- _TASK PROMPT_: Scan the records for the string "процесс"; copy each line where it occurs.

- _Stored data_:
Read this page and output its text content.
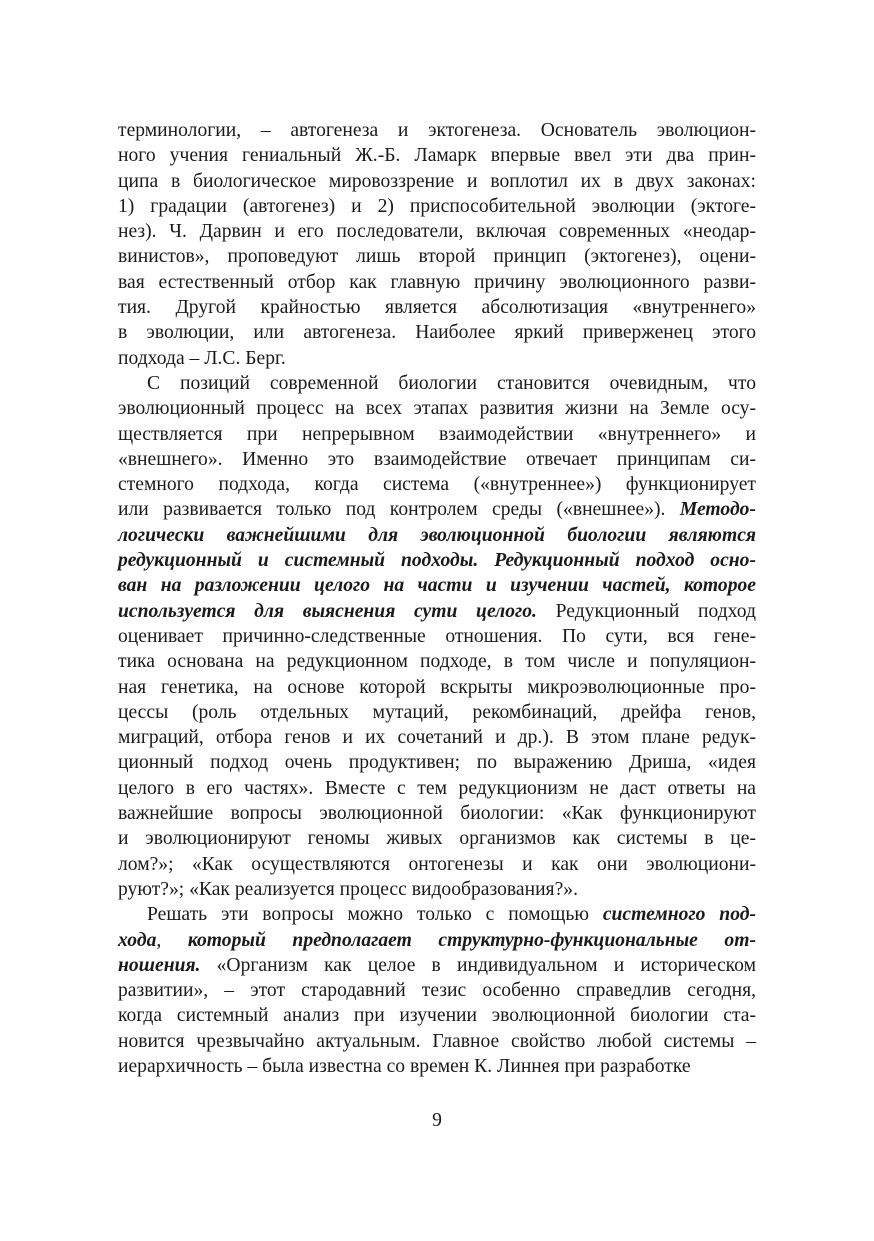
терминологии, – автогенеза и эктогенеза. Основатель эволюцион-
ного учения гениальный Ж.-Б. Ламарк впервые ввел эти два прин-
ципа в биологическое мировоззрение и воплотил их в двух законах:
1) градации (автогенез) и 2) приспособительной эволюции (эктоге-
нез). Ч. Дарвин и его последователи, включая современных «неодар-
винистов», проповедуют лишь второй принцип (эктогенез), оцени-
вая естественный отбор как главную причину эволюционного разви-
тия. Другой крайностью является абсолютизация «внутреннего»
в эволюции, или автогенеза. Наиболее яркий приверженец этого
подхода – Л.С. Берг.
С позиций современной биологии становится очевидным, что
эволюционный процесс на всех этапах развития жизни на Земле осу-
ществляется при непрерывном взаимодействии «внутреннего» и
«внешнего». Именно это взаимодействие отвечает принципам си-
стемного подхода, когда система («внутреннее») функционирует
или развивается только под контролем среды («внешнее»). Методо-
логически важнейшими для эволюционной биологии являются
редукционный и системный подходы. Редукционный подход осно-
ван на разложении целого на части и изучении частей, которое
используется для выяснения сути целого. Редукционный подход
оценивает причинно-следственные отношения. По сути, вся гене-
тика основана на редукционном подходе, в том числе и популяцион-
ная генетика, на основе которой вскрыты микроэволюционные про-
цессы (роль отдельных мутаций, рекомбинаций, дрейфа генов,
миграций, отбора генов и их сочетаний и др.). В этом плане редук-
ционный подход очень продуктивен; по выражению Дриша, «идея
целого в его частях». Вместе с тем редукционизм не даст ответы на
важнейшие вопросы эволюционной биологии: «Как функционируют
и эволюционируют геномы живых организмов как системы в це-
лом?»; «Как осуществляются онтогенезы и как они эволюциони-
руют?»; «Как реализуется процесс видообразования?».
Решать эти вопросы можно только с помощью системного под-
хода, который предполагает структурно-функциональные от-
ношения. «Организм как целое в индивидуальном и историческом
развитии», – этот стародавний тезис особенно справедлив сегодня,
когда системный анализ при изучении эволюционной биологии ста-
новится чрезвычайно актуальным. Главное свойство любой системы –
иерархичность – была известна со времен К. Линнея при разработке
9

--

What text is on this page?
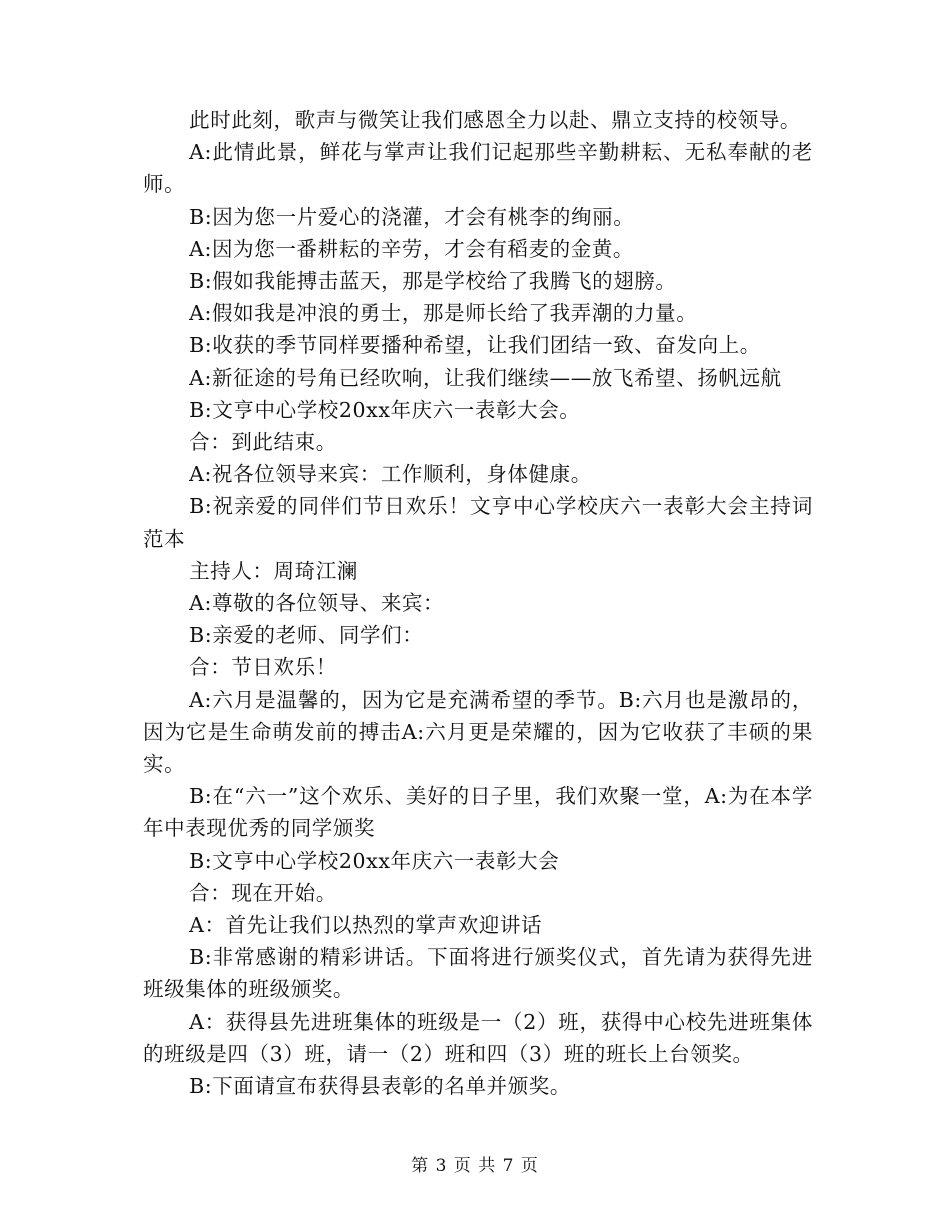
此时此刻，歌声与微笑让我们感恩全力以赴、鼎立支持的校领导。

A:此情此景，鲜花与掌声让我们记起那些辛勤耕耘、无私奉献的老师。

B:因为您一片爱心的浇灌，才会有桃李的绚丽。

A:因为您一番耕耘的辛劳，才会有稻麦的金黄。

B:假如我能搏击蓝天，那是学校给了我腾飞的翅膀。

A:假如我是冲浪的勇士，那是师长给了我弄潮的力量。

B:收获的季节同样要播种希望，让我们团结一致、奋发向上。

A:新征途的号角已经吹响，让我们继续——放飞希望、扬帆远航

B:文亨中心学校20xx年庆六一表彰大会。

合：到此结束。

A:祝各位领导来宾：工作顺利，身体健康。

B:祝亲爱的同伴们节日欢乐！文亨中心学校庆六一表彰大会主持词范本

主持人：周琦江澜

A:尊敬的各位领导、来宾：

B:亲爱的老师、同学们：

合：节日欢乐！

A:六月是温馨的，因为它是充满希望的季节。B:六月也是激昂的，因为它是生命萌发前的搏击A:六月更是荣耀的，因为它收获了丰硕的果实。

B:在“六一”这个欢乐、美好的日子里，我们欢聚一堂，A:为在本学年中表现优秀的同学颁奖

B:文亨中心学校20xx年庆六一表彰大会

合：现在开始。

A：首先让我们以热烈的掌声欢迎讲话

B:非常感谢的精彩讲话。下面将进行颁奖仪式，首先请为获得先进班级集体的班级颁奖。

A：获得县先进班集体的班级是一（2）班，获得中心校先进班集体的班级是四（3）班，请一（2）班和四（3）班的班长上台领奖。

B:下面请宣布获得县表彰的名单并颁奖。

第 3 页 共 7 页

- _RESPONSE TO THIS TASK_:
эволюционный процесс на всех этапах развития жизни на Земле осу-
руют?»; «Как реализуется процесс видообразования?».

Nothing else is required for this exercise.